[Start of DATA SHOWN]
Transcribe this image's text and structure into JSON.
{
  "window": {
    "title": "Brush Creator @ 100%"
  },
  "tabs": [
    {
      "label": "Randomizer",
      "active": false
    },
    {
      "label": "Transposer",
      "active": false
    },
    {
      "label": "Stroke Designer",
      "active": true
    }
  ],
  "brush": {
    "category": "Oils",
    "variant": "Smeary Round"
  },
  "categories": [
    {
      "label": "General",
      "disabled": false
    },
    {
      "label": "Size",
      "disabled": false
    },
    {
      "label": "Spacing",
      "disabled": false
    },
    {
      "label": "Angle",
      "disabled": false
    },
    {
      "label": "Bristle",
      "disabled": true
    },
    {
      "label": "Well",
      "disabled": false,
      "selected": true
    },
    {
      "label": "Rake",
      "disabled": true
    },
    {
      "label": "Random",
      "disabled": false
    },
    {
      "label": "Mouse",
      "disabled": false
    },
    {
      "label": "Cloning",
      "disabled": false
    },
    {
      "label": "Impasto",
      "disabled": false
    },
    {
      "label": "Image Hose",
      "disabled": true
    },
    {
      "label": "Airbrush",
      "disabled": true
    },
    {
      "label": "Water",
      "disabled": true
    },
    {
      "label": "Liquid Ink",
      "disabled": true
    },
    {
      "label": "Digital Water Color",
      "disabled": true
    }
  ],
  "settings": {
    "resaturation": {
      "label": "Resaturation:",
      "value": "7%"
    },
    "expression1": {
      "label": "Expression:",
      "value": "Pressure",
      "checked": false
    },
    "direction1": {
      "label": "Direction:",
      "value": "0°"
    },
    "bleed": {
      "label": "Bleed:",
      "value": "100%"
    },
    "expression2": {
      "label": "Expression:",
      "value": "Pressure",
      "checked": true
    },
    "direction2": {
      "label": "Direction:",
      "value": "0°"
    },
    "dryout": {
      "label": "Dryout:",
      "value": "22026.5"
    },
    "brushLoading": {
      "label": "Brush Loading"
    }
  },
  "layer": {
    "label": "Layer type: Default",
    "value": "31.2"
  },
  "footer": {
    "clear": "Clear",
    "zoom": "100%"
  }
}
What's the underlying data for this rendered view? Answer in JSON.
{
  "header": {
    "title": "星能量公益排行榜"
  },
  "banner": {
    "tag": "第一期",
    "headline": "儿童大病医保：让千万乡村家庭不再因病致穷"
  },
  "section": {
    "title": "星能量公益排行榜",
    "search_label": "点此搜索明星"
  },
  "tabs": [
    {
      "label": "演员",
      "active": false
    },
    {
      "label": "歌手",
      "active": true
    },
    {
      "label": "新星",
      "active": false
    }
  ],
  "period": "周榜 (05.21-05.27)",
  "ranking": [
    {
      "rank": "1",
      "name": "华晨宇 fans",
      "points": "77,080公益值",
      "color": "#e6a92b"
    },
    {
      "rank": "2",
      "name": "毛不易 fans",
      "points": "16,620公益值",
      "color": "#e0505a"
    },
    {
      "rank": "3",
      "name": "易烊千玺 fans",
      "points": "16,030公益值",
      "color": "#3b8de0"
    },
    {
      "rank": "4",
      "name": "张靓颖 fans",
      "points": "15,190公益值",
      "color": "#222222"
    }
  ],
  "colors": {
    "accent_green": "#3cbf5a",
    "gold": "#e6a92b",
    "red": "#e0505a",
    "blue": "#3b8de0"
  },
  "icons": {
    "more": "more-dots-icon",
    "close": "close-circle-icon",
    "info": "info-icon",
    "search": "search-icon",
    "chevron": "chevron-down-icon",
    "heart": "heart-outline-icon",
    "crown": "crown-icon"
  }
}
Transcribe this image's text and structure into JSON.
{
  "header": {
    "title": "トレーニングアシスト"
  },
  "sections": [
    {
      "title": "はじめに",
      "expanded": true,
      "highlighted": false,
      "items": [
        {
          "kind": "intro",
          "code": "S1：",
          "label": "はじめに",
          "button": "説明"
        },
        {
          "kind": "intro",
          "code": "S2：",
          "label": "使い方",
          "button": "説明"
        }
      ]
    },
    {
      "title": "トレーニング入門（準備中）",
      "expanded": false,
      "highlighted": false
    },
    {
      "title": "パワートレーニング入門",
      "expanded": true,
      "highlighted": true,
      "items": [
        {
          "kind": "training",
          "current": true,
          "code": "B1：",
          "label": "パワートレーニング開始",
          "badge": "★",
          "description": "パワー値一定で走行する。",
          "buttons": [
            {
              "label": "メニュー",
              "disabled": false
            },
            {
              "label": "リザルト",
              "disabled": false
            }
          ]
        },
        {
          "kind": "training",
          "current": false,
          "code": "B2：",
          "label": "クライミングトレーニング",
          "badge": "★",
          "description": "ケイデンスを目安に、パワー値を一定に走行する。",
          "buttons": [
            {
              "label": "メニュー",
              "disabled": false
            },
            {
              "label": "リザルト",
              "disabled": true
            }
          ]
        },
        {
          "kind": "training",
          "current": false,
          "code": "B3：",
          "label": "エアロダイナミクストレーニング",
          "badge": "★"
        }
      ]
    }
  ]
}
[End of DATA SHOWN]
■ WHAT IS EXPECTED: Copy out each line in the preceding records that contains "highlighted".

■ RESULT:
      "highlighted": false,
      "highlighted": false
      "highlighted": true,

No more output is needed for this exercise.